• _TASK REQUIREMENTS_
Nothing but the lines from the line with "Parse this screenshot: output" through the end of the data is to be copied, and each is to be copied exactly.

Rows from a figure dataset
--- Start ---
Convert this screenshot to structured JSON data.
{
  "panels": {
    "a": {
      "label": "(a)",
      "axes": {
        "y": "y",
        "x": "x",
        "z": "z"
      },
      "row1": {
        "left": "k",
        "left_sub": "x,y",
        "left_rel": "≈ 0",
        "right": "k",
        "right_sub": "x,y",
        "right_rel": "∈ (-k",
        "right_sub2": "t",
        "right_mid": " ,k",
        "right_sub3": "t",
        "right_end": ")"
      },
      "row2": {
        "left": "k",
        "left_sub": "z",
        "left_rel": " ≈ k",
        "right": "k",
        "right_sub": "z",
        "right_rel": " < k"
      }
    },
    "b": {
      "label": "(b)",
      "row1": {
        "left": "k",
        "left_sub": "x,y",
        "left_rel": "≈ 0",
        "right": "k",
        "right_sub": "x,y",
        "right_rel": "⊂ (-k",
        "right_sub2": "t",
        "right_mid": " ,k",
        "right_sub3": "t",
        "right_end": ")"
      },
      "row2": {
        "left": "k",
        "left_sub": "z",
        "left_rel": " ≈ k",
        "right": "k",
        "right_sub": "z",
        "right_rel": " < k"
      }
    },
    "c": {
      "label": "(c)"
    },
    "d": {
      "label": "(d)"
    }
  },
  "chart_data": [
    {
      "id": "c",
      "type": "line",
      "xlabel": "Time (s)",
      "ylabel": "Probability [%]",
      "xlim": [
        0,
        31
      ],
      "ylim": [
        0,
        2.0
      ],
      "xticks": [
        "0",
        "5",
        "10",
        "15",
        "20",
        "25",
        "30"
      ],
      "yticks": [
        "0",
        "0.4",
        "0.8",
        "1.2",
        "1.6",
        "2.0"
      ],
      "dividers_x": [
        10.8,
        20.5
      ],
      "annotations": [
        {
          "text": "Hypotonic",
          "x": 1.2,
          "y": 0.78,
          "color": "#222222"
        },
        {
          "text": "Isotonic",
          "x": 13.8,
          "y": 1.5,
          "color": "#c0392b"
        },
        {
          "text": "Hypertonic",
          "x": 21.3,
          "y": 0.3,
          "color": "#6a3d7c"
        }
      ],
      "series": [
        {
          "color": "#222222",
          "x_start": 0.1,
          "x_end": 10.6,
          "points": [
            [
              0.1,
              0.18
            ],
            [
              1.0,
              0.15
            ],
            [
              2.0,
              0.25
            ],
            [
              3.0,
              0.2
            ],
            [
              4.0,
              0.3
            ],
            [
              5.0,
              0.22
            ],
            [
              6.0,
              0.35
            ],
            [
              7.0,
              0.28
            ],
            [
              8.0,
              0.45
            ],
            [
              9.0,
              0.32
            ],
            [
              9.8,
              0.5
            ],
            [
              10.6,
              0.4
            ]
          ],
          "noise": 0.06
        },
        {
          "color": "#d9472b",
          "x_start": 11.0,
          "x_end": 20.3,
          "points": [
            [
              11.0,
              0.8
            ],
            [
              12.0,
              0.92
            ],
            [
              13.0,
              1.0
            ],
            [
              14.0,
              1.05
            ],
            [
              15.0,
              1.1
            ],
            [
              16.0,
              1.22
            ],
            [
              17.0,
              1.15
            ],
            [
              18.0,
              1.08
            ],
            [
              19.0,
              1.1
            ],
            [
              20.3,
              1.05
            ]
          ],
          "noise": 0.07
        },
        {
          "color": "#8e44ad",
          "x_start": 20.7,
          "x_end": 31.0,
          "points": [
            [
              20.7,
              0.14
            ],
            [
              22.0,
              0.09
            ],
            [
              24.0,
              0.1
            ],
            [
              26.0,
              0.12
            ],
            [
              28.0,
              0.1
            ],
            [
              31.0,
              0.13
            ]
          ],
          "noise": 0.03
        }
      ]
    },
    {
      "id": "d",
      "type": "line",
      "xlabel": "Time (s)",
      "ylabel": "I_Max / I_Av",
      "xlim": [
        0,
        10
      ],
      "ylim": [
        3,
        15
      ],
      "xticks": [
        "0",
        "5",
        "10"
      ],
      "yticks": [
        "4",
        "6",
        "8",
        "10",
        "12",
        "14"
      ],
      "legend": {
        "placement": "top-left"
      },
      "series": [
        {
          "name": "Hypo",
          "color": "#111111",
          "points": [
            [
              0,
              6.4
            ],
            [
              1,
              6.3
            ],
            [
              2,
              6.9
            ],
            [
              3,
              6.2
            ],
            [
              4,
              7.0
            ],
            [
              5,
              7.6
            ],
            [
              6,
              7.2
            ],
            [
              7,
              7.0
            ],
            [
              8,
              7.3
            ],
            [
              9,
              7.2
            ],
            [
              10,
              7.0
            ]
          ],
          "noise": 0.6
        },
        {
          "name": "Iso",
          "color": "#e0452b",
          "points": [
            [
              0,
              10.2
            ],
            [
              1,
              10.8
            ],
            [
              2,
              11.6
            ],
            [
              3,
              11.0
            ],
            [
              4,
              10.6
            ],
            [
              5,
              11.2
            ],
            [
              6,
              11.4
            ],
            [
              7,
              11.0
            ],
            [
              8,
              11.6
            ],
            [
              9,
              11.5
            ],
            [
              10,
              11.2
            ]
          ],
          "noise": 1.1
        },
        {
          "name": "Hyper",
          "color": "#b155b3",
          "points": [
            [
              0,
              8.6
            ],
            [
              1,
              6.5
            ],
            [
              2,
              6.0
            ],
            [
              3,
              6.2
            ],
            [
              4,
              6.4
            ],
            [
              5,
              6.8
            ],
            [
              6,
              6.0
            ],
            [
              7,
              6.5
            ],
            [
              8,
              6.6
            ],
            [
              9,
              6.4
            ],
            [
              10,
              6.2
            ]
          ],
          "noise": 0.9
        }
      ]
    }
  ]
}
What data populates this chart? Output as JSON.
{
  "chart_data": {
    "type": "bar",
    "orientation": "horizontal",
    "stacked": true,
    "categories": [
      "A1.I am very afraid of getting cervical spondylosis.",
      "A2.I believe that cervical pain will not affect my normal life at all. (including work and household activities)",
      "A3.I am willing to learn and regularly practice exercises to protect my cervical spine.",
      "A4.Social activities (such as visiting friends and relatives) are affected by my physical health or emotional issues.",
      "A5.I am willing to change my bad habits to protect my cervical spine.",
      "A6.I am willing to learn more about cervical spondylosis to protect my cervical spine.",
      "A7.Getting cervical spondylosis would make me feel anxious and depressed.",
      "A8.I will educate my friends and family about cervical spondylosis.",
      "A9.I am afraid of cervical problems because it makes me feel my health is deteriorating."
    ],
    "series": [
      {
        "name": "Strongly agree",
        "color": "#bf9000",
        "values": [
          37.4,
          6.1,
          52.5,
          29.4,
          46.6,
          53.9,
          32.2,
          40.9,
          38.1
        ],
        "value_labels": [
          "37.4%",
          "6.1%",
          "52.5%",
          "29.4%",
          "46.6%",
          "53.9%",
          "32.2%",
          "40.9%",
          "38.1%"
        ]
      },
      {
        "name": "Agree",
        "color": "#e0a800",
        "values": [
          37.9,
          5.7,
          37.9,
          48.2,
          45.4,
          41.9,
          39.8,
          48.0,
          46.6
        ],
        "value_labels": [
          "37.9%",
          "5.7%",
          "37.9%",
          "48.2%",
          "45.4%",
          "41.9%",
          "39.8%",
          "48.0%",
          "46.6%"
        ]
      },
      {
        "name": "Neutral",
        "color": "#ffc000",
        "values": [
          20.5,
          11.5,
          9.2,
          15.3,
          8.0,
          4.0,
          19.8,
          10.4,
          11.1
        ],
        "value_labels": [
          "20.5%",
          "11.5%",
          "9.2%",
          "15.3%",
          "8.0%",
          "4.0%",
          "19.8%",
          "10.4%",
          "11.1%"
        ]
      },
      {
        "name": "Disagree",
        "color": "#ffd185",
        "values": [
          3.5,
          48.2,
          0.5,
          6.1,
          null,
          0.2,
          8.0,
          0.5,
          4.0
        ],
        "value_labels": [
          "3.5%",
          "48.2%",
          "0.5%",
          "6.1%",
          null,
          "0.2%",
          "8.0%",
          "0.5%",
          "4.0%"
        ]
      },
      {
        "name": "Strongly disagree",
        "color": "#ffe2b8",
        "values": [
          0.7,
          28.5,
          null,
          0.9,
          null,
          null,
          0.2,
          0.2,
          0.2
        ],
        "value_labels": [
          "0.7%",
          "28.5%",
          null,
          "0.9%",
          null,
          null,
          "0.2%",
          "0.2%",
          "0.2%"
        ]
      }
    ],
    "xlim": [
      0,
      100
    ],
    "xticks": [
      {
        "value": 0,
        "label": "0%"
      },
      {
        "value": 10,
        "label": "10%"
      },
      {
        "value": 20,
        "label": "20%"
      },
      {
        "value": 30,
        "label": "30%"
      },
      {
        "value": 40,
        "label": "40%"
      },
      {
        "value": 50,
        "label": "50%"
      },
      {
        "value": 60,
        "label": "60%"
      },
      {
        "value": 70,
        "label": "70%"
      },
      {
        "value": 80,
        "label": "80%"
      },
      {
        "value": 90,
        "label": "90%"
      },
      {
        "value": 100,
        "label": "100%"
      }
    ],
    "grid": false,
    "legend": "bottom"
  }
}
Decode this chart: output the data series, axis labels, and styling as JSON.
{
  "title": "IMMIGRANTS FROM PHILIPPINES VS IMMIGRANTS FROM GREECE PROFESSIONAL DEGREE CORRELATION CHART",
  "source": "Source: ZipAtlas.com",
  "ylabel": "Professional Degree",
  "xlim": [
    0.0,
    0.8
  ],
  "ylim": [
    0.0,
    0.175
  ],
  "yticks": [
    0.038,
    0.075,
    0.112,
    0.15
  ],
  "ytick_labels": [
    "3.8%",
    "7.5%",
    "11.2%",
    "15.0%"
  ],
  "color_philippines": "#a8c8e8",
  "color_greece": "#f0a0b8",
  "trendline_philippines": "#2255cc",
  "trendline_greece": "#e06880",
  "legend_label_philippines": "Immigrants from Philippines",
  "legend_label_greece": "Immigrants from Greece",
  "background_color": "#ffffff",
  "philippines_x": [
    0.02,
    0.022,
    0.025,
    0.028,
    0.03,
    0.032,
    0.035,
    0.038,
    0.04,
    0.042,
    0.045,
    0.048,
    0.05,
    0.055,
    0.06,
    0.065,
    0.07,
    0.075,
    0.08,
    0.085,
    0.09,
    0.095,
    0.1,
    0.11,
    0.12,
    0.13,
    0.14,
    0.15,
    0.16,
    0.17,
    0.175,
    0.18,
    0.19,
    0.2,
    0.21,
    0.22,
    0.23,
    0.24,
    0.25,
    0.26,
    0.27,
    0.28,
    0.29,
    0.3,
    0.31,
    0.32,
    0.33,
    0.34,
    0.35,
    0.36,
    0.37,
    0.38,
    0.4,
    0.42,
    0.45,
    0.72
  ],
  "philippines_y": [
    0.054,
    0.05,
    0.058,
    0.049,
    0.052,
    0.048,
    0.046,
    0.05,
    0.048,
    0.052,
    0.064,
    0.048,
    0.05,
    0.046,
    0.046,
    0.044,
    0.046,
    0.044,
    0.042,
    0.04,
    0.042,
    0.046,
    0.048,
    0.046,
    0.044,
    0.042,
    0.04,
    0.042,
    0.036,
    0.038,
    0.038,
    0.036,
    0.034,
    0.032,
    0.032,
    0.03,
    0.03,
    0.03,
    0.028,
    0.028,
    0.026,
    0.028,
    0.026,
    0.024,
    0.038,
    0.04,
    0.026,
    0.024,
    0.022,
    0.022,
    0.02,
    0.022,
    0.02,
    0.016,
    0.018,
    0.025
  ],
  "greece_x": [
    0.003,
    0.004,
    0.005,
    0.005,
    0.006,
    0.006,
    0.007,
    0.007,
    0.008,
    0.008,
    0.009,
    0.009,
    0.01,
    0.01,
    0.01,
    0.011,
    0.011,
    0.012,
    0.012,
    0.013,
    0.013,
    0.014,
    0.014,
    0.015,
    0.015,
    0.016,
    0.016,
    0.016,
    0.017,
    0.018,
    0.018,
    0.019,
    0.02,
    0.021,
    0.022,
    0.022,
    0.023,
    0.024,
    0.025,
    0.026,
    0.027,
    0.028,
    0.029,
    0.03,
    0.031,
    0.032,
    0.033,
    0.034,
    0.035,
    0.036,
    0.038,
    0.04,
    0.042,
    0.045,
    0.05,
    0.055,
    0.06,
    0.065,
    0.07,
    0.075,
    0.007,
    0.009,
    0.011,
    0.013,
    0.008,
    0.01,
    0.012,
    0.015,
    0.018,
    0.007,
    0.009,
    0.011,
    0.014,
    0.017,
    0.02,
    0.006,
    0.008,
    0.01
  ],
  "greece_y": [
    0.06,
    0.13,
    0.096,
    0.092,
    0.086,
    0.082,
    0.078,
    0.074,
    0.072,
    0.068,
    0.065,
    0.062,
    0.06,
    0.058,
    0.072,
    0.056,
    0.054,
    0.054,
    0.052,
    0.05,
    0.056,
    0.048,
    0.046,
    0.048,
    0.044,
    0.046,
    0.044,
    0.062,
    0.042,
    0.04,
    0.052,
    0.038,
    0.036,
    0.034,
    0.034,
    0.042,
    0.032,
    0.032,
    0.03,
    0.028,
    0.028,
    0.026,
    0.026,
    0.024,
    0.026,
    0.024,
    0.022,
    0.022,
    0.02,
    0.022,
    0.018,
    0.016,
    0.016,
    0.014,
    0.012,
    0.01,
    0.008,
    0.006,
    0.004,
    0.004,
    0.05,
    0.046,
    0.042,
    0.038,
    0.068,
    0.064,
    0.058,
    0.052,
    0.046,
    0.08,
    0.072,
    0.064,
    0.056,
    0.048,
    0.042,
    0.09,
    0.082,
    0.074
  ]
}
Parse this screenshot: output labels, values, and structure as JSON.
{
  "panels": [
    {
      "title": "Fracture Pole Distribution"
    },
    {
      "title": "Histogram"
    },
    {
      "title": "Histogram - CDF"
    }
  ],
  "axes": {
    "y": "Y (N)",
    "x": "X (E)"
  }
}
--- End ---
• _SOLVED PROBLEM_
Parse this screenshot: output labels, values, and structure as JSON.
{
  "panels": [
    {
      "title": "Fracture Pole Distribution"
    },
    {
      "title": "Histogram"
    },
    {
      "title": "Histogram - CDF"
    }
  ],
  "axes": {
    "y": "Y (N)",
    "x": "X (E)"
  }
}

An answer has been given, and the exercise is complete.